━━ RECORDS SHOWN

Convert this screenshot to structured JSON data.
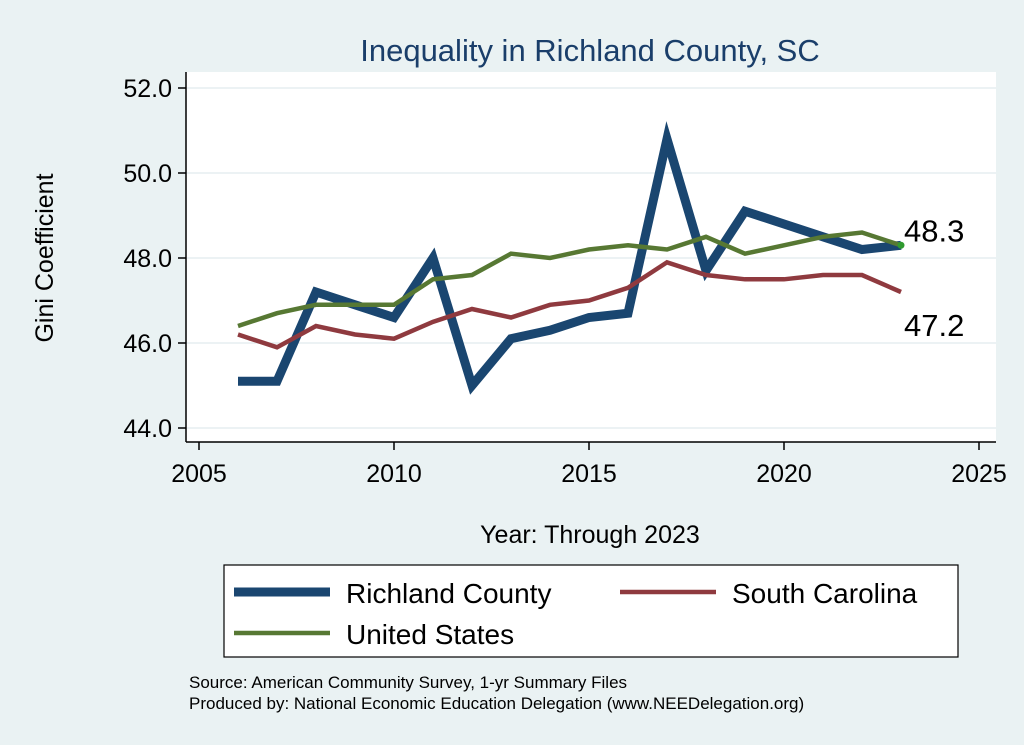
{
  "chart_data": {
    "type": "line",
    "title": "Inequality in Richland County, SC",
    "xlabel": "Year: Through 2023",
    "ylabel": "Gini Coefficient",
    "xlim": [
      2005,
      2025
    ],
    "ylim": [
      44.0,
      52.0
    ],
    "x_ticks": [
      2005,
      2010,
      2015,
      2020,
      2025
    ],
    "y_ticks": [
      44.0,
      46.0,
      48.0,
      50.0,
      52.0
    ],
    "x_tick_labels": [
      "2005",
      "2010",
      "2015",
      "2020",
      "2025"
    ],
    "y_tick_labels": [
      "44.0",
      "46.0",
      "48.0",
      "50.0",
      "52.0"
    ],
    "grid": true,
    "legend_position": "bottom",
    "x": [
      2006,
      2007,
      2008,
      2009,
      2010,
      2011,
      2012,
      2013,
      2014,
      2015,
      2016,
      2017,
      2018,
      2019,
      2020,
      2021,
      2022,
      2023
    ],
    "series": [
      {
        "name": "Richland County",
        "color": "#1a4670",
        "values": [
          45.1,
          45.1,
          47.2,
          46.9,
          46.6,
          48.0,
          45.0,
          46.1,
          46.3,
          46.6,
          46.7,
          50.8,
          47.7,
          49.1,
          48.8,
          48.5,
          48.2,
          48.3
        ]
      },
      {
        "name": "South Carolina",
        "color": "#8f3a3f",
        "values": [
          46.2,
          45.9,
          46.4,
          46.2,
          46.1,
          46.5,
          46.8,
          46.6,
          46.9,
          47.0,
          47.3,
          47.9,
          47.6,
          47.5,
          47.5,
          47.6,
          47.6,
          47.2
        ]
      },
      {
        "name": "United States",
        "color": "#577833",
        "values": [
          46.4,
          46.7,
          46.9,
          46.9,
          46.9,
          47.5,
          47.6,
          48.1,
          48.0,
          48.2,
          48.3,
          48.2,
          48.5,
          48.1,
          48.3,
          48.5,
          48.6,
          48.3
        ]
      }
    ],
    "end_labels": [
      {
        "text": "48.3",
        "value": 48.3,
        "series": "United States"
      },
      {
        "text": "47.2",
        "value": 47.2,
        "series": "South Carolina"
      }
    ],
    "source_lines": [
      "Source: American Community Survey, 1-yr Summary Files",
      "Produced by: National Economic Education Delegation (www.NEEDelegation.org)"
    ]
  }
}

━━━━

▶ **STATED PROBLEM**:
Return every line of the records exactly as given, pictures excluded.

▶ **WRITTEN SOLUTION**:
Convert this screenshot to structured JSON data.
{
  "chart_data": {
    "type": "line",
    "title": "Inequality in Richland County, SC",
    "xlabel": "Year: Through 2023",
    "ylabel": "Gini Coefficient",
    "xlim": [
      2005,
      2025
    ],
    "ylim": [
      44.0,
      52.0
    ],
    "x_ticks": [
      2005,
      2010,
      2015,
      2020,
      2025
    ],
    "y_ticks": [
      44.0,
      46.0,
      48.0,
      50.0,
      52.0
    ],
    "x_tick_labels": [
      "2005",
      "2010",
      "2015",
      "2020",
      "2025"
    ],
    "y_tick_labels": [
      "44.0",
      "46.0",
      "48.0",
      "50.0",
      "52.0"
    ],
    "grid": true,
    "legend_position": "bottom",
    "x": [
      2006,
      2007,
      2008,
      2009,
      2010,
      2011,
      2012,
      2013,
      2014,
      2015,
      2016,
      2017,
      2018,
      2019,
      2020,
      2021,
      2022,
      2023
    ],
    "series": [
      {
        "name": "Richland County",
        "color": "#1a4670",
        "values": [
          45.1,
          45.1,
          47.2,
          46.9,
          46.6,
          48.0,
          45.0,
          46.1,
          46.3,
          46.6,
          46.7,
          50.8,
          47.7,
          49.1,
          48.8,
          48.5,
          48.2,
          48.3
        ]
      },
      {
        "name": "South Carolina",
        "color": "#8f3a3f",
        "values": [
          46.2,
          45.9,
          46.4,
          46.2,
          46.1,
          46.5,
          46.8,
          46.6,
          46.9,
          47.0,
          47.3,
          47.9,
          47.6,
          47.5,
          47.5,
          47.6,
          47.6,
          47.2
        ]
      },
      {
        "name": "United States",
        "color": "#577833",
        "values": [
          46.4,
          46.7,
          46.9,
          46.9,
          46.9,
          47.5,
          47.6,
          48.1,
          48.0,
          48.2,
          48.3,
          48.2,
          48.5,
          48.1,
          48.3,
          48.5,
          48.6,
          48.3
        ]
      }
    ],
    "end_labels": [
      {
        "text": "48.3",
        "value": 48.3,
        "series": "United States"
      },
      {
        "text": "47.2",
        "value": 47.2,
        "series": "South Carolina"
      }
    ],
    "source_lines": [
      "Source: American Community Survey, 1-yr Summary Files",
      "Produced by: National Economic Education Delegation (www.NEEDelegation.org)"
    ]
  }
}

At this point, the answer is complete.